• **GIVEN REQUEST**: Find out how many lines of the material contain the string "structured" and give only that figure.

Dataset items
┏━━
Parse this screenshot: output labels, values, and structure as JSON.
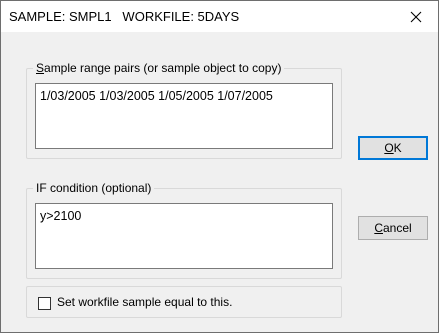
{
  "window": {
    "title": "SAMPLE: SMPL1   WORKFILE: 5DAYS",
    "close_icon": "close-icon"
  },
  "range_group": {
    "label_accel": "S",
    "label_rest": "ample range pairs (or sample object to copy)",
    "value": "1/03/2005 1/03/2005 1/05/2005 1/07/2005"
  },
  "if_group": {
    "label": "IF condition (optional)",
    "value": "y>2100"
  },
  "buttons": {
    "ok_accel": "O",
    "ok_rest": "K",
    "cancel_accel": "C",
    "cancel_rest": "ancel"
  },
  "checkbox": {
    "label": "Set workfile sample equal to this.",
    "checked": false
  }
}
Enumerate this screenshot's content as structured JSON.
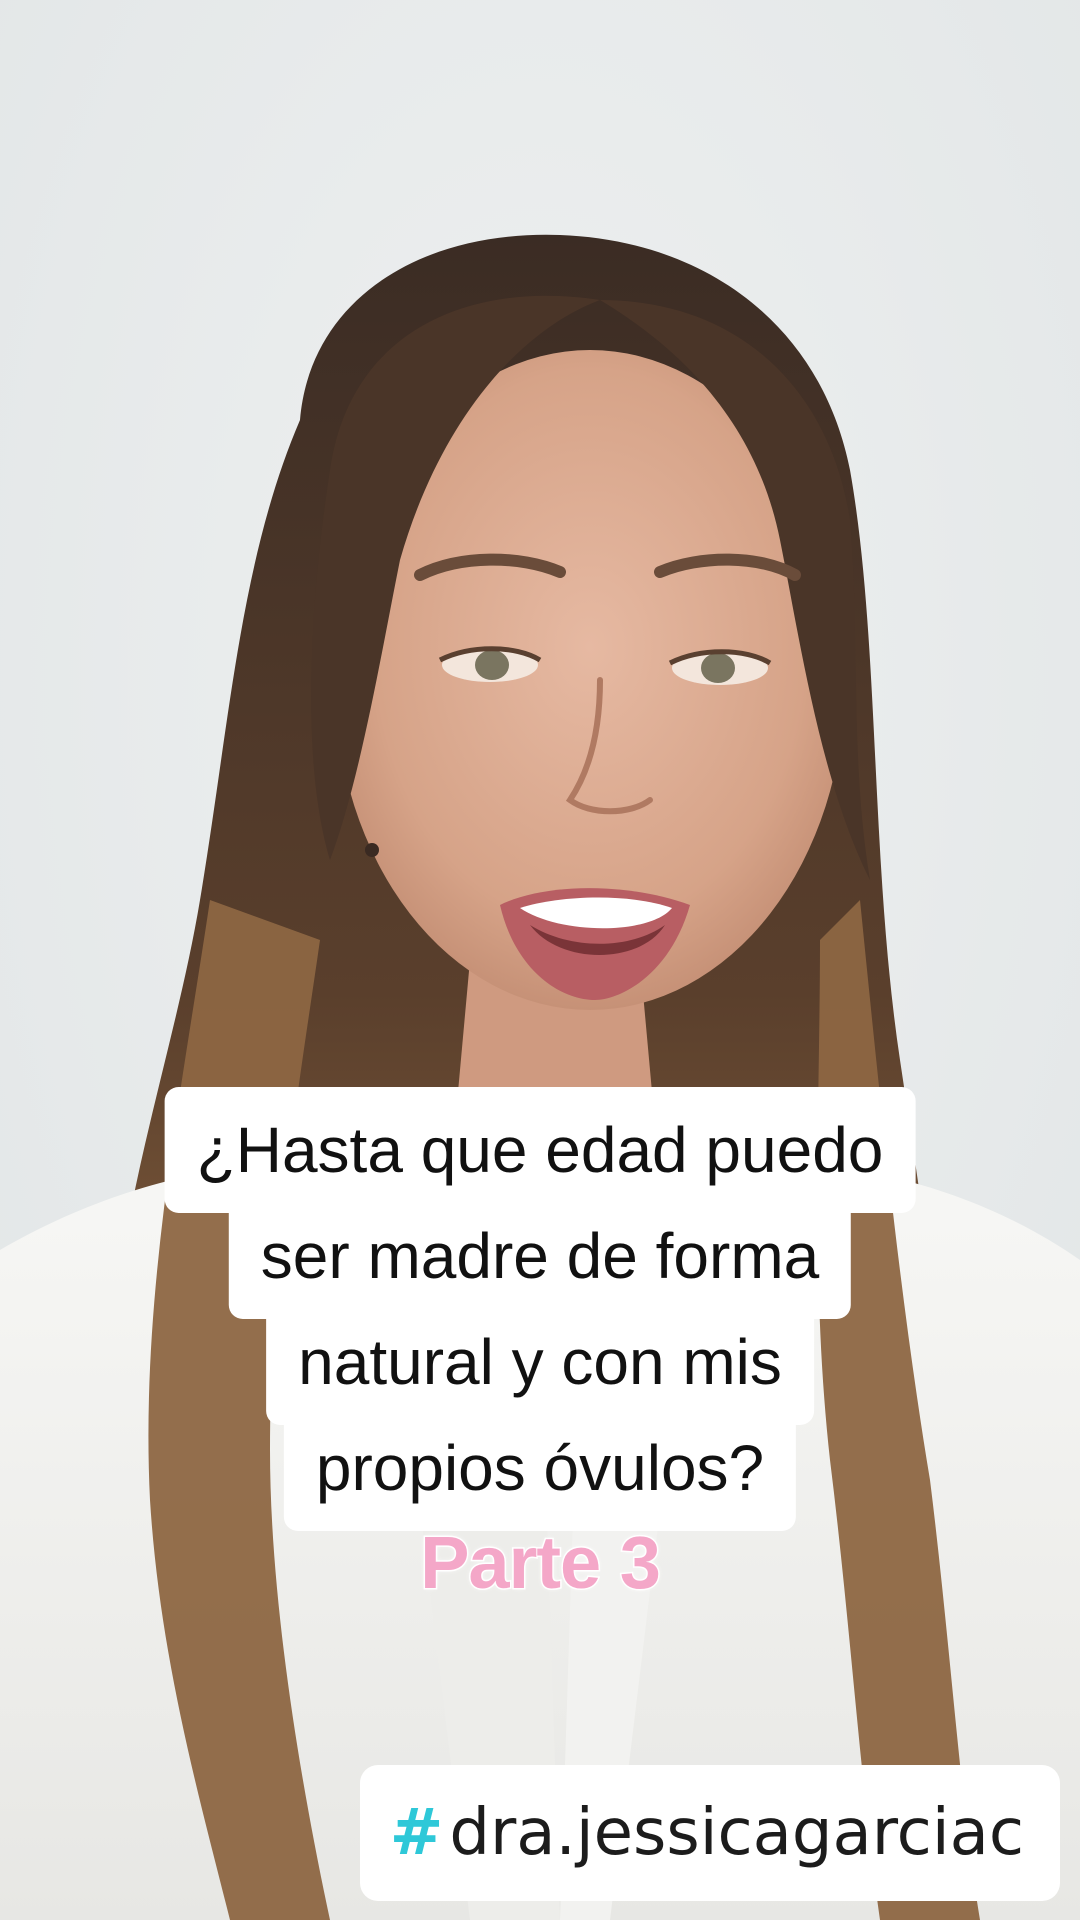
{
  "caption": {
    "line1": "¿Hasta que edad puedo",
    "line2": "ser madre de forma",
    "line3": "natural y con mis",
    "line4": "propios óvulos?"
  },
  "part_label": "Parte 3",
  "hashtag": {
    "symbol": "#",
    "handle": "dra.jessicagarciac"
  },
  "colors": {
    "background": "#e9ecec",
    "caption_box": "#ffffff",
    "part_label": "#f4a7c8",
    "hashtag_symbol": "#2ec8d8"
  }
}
┗━━
┏━━
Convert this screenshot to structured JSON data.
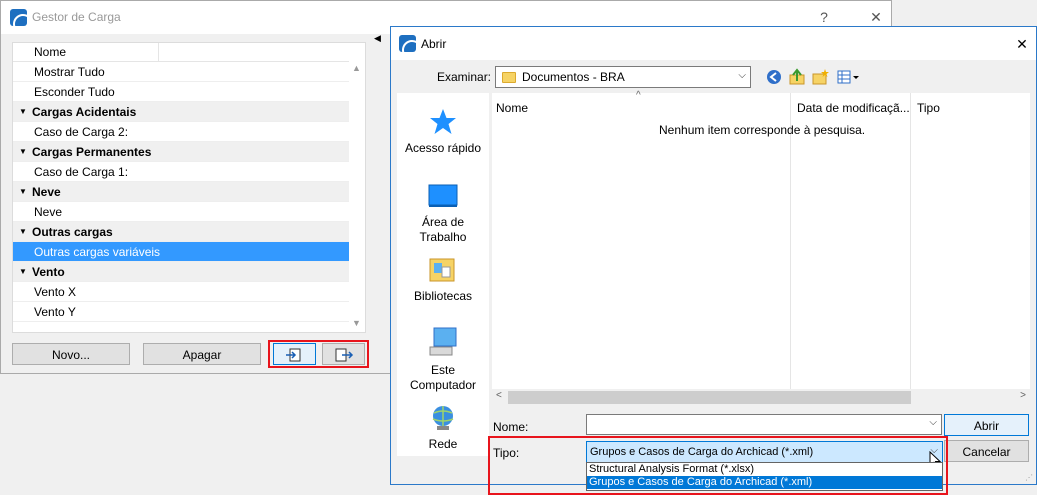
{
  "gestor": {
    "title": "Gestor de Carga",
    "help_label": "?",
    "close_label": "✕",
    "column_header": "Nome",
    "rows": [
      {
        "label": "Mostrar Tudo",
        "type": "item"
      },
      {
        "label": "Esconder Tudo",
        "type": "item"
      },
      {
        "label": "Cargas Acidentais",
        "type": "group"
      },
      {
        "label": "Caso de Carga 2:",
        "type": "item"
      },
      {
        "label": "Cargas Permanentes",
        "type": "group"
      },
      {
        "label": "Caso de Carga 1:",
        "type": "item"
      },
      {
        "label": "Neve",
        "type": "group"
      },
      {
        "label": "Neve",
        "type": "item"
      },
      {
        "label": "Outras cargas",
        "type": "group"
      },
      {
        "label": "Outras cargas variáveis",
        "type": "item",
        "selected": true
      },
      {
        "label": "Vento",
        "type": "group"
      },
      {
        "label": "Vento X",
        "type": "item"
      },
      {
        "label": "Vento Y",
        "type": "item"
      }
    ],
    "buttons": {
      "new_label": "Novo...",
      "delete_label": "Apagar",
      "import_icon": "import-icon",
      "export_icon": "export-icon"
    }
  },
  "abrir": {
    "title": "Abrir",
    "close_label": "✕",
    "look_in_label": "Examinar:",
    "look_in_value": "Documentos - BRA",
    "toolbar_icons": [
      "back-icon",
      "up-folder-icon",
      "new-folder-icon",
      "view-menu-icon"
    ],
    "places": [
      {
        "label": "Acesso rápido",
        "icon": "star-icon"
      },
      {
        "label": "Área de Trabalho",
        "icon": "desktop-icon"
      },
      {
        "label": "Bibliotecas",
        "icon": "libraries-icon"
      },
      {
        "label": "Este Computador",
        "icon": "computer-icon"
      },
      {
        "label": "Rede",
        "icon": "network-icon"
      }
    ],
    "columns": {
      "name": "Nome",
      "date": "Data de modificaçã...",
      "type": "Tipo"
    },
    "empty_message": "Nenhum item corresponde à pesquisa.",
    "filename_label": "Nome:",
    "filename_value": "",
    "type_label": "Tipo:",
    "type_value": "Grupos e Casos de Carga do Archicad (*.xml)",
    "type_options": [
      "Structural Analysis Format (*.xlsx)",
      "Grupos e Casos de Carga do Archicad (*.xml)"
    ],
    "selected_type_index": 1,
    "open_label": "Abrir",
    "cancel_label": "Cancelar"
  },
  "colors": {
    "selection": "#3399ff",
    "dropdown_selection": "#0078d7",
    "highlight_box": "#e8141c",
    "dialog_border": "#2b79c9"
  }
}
┗━━
• **ANSWER FOR THE TASK**: 2